Short exercise: Rewrite the listing from its first line up to and including the line with "arrow-separator: => [140,761,167,774]", changing every "field-key" to "key-name" and keeping everything else the same.

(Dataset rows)
***

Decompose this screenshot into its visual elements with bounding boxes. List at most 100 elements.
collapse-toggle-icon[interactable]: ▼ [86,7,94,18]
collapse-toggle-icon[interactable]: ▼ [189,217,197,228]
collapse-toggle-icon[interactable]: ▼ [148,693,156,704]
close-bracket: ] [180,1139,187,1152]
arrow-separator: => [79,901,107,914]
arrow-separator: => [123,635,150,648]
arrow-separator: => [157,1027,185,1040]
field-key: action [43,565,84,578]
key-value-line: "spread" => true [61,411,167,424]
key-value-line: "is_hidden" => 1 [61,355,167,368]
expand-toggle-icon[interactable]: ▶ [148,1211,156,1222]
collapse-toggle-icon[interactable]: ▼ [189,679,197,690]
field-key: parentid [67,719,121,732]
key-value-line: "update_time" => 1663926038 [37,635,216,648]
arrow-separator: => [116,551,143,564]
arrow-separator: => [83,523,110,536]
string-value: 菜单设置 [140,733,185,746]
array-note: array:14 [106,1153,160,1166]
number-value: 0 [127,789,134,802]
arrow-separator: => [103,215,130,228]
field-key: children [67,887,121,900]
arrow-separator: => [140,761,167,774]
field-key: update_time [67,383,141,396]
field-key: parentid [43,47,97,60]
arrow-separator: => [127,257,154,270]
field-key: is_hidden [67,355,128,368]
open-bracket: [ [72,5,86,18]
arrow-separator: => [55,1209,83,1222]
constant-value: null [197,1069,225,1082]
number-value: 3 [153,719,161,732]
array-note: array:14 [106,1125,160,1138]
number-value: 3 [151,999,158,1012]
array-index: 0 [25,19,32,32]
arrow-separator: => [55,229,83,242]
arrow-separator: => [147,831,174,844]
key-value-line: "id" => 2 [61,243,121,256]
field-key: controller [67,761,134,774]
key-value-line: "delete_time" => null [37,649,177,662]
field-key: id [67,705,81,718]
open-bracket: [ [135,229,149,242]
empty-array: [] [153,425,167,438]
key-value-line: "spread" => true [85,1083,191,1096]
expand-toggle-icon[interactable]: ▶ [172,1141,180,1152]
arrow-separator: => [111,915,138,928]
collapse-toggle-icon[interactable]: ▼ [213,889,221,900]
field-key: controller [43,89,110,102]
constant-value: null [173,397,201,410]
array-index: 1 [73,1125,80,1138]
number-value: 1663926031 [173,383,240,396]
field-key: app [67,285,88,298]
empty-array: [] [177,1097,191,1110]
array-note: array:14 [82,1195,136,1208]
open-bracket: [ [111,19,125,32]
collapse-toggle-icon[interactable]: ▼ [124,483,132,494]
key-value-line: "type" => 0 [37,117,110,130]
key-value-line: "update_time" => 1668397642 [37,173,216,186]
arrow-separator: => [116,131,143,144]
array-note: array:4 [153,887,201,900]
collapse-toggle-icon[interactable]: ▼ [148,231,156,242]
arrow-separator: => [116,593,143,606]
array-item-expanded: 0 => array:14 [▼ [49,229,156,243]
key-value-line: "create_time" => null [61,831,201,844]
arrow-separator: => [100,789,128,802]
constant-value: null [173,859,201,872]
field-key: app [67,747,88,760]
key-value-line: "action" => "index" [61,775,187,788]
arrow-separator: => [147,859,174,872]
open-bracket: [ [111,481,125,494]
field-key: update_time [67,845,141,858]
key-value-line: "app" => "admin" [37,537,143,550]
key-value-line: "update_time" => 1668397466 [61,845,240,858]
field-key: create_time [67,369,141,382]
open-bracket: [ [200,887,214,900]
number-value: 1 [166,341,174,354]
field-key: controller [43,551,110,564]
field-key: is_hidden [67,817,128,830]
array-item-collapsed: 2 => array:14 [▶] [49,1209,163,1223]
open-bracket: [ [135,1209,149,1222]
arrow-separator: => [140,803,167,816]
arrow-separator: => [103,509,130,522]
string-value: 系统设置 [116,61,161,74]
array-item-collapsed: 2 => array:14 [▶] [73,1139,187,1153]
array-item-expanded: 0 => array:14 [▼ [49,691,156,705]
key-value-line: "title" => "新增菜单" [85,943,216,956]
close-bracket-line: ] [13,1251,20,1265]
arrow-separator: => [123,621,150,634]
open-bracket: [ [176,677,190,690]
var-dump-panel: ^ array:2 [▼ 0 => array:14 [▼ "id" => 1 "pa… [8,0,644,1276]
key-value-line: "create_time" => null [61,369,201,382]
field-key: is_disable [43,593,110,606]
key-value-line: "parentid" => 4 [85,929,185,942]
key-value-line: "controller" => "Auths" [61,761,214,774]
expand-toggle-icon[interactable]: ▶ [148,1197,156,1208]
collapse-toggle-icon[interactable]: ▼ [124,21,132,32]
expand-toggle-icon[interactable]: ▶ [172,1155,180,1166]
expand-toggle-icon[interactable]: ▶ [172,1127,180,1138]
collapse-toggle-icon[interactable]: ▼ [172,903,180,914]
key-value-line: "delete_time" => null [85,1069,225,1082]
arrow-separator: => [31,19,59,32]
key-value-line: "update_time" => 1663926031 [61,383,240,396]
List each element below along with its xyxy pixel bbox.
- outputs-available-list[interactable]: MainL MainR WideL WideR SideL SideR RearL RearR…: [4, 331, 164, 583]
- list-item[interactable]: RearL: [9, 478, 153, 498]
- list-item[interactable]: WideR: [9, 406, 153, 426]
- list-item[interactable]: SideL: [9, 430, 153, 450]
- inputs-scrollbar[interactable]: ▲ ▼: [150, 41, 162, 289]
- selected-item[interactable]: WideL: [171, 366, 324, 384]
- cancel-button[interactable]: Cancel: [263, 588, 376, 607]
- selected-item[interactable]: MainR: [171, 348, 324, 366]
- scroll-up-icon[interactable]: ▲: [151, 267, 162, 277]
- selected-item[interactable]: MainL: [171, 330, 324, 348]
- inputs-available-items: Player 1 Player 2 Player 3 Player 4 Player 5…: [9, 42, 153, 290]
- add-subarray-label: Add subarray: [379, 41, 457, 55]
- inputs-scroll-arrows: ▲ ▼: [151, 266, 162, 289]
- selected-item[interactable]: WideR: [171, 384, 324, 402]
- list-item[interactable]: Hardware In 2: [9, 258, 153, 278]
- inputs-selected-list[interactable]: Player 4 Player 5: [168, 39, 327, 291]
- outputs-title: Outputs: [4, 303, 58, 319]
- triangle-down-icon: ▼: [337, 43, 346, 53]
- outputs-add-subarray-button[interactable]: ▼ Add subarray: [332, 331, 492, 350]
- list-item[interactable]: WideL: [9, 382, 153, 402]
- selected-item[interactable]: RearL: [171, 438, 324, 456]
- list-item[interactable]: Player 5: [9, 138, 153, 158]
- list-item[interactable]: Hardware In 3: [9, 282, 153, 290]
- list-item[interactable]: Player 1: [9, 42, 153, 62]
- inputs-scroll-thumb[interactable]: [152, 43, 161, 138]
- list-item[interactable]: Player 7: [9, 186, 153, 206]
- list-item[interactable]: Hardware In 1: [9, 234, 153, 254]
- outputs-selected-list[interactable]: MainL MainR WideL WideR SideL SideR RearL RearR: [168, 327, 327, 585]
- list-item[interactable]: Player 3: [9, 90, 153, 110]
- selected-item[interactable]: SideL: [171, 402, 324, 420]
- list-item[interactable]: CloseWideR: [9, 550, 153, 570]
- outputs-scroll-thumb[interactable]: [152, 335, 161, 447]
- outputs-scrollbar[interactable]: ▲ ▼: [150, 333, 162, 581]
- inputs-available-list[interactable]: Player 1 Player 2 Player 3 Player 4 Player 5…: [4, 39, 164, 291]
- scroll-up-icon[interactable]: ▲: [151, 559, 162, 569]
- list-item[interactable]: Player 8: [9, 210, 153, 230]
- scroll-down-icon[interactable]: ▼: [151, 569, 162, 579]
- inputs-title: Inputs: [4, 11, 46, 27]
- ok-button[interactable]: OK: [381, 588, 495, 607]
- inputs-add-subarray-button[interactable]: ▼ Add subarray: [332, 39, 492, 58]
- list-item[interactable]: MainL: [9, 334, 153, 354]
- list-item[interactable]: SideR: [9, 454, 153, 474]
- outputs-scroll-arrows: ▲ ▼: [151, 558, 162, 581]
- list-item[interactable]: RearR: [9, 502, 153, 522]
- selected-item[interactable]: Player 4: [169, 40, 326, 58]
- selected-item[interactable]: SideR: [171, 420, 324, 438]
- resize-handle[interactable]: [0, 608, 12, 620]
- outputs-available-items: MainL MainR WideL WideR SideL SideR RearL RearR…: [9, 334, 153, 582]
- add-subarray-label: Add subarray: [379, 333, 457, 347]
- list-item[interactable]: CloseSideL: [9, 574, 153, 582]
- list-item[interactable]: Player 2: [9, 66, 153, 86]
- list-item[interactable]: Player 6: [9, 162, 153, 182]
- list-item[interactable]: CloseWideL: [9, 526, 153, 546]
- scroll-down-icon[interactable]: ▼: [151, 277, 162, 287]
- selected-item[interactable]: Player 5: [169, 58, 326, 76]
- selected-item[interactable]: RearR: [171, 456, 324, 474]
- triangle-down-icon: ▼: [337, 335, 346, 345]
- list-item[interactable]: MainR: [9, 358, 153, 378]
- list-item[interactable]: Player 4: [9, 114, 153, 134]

***

Answer for the task:
Decompose this screenshot into its visual elements with bounding boxes. List at most 100 elements.
collapse-toggle-icon[interactable]: ▼ [86,7,94,18]
collapse-toggle-icon[interactable]: ▼ [189,217,197,228]
collapse-toggle-icon[interactable]: ▼ [148,693,156,704]
close-bracket: ] [180,1139,187,1152]
arrow-separator: => [79,901,107,914]
arrow-separator: => [123,635,150,648]
arrow-separator: => [157,1027,185,1040]
key-name: action [43,565,84,578]
key-value-line: "spread" => true [61,411,167,424]
key-value-line: "is_hidden" => 1 [61,355,167,368]
expand-toggle-icon[interactable]: ▶ [148,1211,156,1222]
collapse-toggle-icon[interactable]: ▼ [189,679,197,690]
key-name: parentid [67,719,121,732]
key-value-line: "update_time" => 1663926038 [37,635,216,648]
arrow-separator: => [116,551,143,564]
arrow-separator: => [83,523,110,536]
string-value: 菜单设置 [140,733,185,746]
array-note: array:14 [106,1153,160,1166]
number-value: 0 [127,789,134,802]
arrow-separator: => [103,215,130,228]
key-name: children [67,887,121,900]
arrow-separator: => [140,761,167,774]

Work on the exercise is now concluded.